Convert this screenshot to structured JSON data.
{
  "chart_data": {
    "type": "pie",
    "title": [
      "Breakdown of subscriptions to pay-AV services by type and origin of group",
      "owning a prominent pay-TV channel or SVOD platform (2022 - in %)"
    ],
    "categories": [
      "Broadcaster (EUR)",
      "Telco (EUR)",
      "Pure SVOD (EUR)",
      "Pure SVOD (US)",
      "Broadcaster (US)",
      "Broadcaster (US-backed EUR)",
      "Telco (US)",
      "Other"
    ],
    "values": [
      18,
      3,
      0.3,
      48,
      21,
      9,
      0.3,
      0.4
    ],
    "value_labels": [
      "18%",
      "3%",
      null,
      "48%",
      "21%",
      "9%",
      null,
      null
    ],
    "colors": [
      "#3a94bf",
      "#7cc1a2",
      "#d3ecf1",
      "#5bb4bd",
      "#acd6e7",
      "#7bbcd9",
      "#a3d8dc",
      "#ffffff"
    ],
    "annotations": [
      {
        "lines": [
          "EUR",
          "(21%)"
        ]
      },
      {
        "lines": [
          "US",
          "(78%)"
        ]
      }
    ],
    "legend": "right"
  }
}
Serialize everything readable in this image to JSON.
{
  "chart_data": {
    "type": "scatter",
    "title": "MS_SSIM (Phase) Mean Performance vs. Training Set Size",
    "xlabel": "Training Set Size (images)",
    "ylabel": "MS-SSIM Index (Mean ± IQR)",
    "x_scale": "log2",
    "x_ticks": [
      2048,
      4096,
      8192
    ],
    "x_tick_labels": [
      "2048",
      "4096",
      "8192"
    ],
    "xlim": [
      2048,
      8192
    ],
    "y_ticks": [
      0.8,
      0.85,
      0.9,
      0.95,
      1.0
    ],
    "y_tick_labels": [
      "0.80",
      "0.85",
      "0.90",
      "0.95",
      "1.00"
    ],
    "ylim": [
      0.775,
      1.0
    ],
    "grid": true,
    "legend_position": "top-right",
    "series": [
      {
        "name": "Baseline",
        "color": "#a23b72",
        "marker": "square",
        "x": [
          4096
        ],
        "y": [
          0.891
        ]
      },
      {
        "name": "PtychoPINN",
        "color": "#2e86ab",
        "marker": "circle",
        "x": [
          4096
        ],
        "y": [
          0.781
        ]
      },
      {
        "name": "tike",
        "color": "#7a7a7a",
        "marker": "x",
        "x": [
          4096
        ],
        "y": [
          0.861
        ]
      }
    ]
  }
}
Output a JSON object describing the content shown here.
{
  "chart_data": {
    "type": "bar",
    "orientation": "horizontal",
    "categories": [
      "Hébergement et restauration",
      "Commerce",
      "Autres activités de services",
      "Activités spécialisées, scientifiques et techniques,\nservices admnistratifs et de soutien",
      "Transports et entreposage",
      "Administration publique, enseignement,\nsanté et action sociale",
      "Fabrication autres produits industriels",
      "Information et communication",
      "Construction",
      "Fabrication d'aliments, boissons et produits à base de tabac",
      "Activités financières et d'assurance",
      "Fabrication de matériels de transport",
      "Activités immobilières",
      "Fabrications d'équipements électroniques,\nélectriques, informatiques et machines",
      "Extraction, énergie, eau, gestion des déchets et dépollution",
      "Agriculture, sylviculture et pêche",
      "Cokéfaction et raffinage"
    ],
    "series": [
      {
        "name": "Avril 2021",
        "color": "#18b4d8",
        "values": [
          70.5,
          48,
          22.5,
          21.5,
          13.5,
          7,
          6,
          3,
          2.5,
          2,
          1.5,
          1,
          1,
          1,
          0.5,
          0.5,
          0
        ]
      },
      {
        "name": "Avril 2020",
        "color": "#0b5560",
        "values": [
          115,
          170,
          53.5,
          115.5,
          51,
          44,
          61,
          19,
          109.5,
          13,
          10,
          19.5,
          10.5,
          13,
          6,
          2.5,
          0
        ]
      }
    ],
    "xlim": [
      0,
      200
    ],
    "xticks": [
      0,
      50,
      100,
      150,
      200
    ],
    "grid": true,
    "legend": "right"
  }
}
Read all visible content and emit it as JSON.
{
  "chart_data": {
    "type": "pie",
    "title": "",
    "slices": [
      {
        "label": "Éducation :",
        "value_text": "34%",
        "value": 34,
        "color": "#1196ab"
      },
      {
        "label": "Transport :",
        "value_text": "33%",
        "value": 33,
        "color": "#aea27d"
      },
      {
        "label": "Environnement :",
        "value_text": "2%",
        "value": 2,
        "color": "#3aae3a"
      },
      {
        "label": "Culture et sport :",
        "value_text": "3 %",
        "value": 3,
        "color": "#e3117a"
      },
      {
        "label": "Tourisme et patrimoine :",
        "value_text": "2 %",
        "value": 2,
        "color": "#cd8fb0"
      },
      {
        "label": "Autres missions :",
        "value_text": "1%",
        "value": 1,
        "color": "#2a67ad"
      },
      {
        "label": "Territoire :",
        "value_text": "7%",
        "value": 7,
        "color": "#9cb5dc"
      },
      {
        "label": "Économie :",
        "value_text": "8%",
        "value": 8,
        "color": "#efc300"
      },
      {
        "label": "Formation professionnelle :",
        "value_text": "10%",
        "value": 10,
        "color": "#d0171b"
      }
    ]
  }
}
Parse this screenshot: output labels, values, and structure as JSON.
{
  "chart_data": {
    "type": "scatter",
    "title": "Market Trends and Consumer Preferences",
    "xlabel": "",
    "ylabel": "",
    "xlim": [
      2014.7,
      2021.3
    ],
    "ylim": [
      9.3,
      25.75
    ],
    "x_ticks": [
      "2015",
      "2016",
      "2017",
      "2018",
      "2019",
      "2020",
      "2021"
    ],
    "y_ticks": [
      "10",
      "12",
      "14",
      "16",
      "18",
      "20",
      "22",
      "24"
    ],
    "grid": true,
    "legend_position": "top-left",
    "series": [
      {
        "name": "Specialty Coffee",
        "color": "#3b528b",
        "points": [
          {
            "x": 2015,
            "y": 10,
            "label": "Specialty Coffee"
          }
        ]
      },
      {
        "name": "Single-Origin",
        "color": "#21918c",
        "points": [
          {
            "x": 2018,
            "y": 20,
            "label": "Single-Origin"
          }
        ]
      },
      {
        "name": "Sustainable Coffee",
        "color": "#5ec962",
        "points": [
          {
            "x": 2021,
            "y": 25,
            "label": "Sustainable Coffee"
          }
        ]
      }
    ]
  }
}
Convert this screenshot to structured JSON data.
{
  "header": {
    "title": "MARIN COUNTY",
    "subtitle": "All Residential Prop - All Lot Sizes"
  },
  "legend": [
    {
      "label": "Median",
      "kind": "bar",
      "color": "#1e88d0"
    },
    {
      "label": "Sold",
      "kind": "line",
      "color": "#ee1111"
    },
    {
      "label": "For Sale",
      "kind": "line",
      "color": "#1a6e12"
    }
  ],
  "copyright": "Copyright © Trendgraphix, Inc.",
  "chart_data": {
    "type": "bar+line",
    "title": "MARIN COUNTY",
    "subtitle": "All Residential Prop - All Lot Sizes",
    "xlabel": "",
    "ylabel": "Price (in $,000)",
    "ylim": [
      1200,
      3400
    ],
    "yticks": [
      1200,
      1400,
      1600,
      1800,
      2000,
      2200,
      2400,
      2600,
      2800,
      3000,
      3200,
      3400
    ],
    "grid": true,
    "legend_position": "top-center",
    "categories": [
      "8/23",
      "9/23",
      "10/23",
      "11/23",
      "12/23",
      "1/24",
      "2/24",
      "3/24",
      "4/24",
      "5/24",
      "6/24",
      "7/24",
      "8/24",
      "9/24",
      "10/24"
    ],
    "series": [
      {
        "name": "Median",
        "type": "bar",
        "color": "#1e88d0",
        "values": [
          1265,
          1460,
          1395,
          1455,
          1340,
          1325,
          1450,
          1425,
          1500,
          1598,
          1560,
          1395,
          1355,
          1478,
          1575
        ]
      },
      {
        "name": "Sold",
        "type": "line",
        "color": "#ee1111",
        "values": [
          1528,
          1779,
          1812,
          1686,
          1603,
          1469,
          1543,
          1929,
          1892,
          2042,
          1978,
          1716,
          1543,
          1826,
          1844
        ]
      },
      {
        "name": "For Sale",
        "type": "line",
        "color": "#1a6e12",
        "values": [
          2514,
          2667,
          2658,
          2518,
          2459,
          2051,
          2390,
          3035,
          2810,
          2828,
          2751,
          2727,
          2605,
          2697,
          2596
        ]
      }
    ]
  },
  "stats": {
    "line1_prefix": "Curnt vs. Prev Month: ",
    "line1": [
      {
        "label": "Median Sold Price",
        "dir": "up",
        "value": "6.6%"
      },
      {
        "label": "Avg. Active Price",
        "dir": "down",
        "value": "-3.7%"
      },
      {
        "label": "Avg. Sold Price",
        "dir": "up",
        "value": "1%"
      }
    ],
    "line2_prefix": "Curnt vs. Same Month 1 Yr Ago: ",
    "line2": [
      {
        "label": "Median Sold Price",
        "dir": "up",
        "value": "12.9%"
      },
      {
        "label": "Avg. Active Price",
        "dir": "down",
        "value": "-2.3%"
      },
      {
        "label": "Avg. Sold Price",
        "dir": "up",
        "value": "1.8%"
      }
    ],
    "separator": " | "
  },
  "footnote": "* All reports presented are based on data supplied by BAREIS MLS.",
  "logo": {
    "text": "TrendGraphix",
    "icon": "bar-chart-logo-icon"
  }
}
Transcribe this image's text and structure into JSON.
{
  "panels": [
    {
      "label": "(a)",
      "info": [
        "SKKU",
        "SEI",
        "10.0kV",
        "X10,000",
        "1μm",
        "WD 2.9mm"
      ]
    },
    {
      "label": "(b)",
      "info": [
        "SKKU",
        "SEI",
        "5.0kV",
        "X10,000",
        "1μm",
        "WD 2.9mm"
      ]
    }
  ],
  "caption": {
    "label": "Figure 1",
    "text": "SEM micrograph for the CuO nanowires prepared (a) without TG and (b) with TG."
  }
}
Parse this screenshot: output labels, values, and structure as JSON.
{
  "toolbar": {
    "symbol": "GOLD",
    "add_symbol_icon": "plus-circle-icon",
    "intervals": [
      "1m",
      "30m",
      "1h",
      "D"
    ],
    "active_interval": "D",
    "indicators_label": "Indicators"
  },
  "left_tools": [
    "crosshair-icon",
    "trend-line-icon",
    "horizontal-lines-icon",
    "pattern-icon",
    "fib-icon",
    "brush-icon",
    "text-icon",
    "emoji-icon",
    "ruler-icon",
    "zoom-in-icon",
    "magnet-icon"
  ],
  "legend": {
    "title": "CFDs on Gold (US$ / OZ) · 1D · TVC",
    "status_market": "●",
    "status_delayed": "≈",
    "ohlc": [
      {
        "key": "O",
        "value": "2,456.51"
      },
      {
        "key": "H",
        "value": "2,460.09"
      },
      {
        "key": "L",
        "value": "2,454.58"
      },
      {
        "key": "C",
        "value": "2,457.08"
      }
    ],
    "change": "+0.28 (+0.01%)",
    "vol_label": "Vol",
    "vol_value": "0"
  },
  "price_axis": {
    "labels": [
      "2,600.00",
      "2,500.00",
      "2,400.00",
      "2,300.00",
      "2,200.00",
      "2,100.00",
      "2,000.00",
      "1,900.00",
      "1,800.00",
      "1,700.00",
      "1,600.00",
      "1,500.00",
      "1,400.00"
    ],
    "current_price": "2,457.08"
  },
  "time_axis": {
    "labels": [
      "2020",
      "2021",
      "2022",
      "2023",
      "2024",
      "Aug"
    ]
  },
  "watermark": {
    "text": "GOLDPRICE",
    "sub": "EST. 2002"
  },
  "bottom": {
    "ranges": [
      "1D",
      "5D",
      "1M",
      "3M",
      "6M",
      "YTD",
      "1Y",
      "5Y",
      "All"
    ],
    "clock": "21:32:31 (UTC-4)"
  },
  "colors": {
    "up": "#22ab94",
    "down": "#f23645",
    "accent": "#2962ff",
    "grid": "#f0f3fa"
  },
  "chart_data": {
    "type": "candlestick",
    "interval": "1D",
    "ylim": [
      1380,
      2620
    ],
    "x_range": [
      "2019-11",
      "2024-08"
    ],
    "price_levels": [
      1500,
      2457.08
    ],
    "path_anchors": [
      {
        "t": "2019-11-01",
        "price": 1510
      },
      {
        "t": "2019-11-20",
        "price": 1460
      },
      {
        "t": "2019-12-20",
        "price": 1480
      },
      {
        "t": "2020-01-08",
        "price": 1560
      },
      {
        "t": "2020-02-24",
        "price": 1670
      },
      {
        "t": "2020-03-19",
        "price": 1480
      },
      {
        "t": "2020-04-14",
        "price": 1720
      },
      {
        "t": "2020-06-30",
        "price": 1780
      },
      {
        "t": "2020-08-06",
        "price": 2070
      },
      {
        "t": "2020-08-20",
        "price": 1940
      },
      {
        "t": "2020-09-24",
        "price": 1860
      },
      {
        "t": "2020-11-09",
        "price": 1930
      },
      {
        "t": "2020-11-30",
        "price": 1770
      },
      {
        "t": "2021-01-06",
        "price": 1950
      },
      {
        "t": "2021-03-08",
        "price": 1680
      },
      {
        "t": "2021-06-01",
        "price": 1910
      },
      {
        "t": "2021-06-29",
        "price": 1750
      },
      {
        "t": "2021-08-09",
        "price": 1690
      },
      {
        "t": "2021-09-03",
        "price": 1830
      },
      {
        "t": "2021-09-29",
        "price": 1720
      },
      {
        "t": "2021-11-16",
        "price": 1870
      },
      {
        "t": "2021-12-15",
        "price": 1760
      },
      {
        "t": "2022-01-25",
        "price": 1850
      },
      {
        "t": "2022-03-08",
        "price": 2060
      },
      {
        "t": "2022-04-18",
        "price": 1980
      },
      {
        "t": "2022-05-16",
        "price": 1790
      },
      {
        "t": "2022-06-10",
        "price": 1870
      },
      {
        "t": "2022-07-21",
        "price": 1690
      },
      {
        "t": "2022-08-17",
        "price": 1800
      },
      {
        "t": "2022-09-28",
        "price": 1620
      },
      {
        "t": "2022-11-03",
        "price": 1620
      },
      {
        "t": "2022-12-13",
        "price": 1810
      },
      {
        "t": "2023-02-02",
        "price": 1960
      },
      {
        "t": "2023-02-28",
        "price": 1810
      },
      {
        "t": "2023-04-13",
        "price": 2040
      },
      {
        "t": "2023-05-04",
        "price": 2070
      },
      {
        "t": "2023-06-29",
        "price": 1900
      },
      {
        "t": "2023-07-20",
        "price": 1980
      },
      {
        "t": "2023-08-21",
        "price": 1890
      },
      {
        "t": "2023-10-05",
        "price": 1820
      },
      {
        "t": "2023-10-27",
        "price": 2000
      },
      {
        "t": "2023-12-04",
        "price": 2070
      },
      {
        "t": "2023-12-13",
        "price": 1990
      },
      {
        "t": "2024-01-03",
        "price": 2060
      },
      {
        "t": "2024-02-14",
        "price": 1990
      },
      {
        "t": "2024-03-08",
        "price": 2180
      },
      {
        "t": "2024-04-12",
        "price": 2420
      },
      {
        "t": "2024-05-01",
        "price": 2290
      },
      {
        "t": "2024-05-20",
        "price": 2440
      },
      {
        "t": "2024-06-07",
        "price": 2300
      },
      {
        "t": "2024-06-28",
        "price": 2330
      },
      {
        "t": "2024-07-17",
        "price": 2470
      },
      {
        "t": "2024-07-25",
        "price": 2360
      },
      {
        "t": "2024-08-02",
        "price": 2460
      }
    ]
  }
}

···

DIRECTIVE -
Identify each line in the records above that contains the word "Coffee", and copy it out in full.

RESPONSE TO THE TASK -
        "name": "Specialty Coffee",
            "label": "Specialty Coffee"
        "name": "Sustainable Coffee",
            "label": "Sustainable Coffee"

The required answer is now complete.